#### [GIVEN PROBLEM]
Drop the pictures, then extract the listing word for word.
# START OF GIVEN INFORMATION
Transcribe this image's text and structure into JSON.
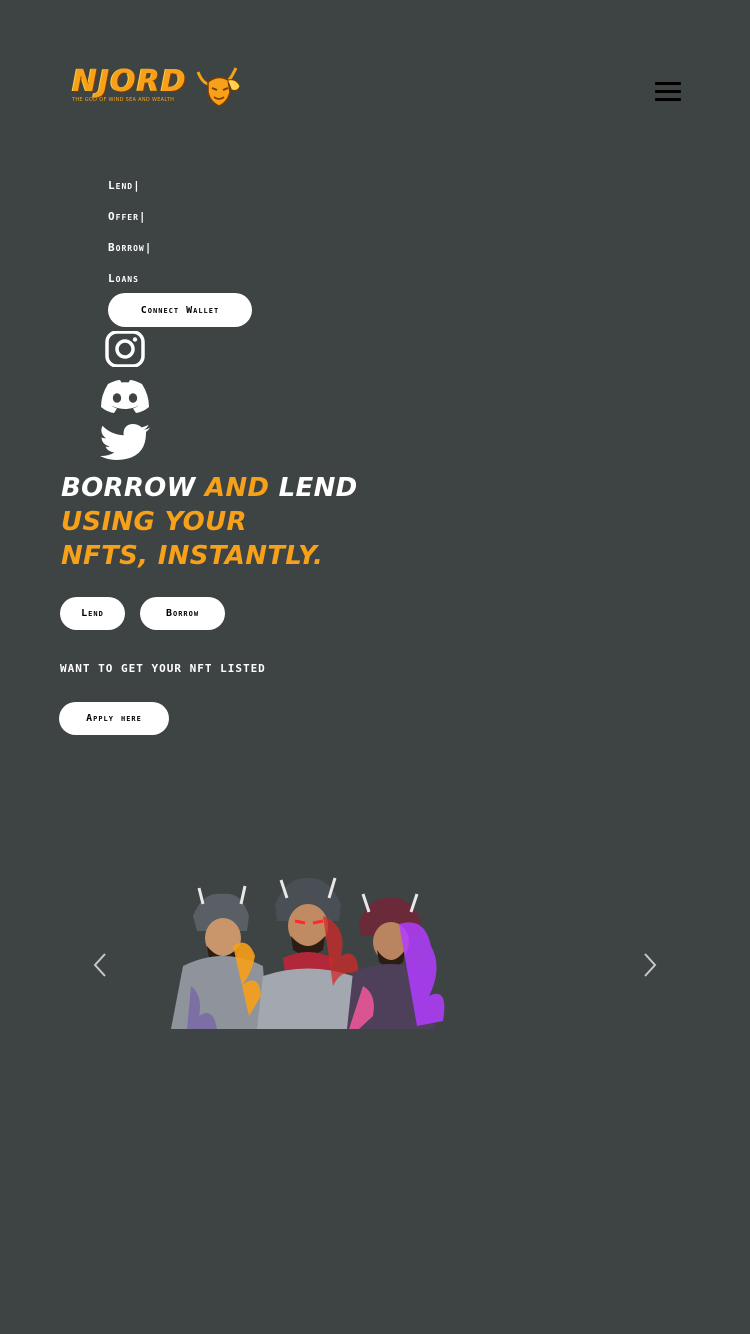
{
  "brand": {
    "name": "NJORD",
    "tagline": "THE GOD OF WIND SEA AND WEALTH"
  },
  "nav": {
    "items": [
      {
        "label": "Lend|"
      },
      {
        "label": "Offer|"
      },
      {
        "label": "Borrow|"
      },
      {
        "label": "Loans"
      }
    ],
    "connect_label": "Connect Wallet"
  },
  "social": {
    "icons": [
      "instagram-icon",
      "discord-icon",
      "twitter-icon"
    ]
  },
  "hero": {
    "word_borrow": "BORROW",
    "word_and": "AND",
    "word_lend": "LEND",
    "line2": "USING YOUR",
    "line3": "NFTS, INSTANTLY."
  },
  "actions": {
    "lend_label": "Lend",
    "borrow_label": "Borrow",
    "want_text": "want to get your nft listed",
    "apply_label": "Apply here"
  },
  "carousel": {
    "prev_icon": "chevron-left-icon",
    "next_icon": "chevron-right-icon"
  },
  "colors": {
    "background": "#3d4443",
    "accent": "#f7a019",
    "text": "#ffffff"
  }
}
# END OF GIVEN INFORMATION
#### [RESPONSE BELOW]
Transcribe this image's text and structure into JSON.
{
  "brand": {
    "name": "NJORD",
    "tagline": "THE GOD OF WIND SEA AND WEALTH"
  },
  "nav": {
    "items": [
      {
        "label": "Lend|"
      },
      {
        "label": "Offer|"
      },
      {
        "label": "Borrow|"
      },
      {
        "label": "Loans"
      }
    ],
    "connect_label": "Connect Wallet"
  },
  "social": {
    "icons": [
      "instagram-icon",
      "discord-icon",
      "twitter-icon"
    ]
  },
  "hero": {
    "word_borrow": "BORROW",
    "word_and": "AND",
    "word_lend": "LEND",
    "line2": "USING YOUR",
    "line3": "NFTS, INSTANTLY."
  },
  "actions": {
    "lend_label": "Lend",
    "borrow_label": "Borrow",
    "want_text": "want to get your nft listed",
    "apply_label": "Apply here"
  },
  "carousel": {
    "prev_icon": "chevron-left-icon",
    "next_icon": "chevron-right-icon"
  },
  "colors": {
    "background": "#3d4443",
    "accent": "#f7a019",
    "text": "#ffffff"
  }
}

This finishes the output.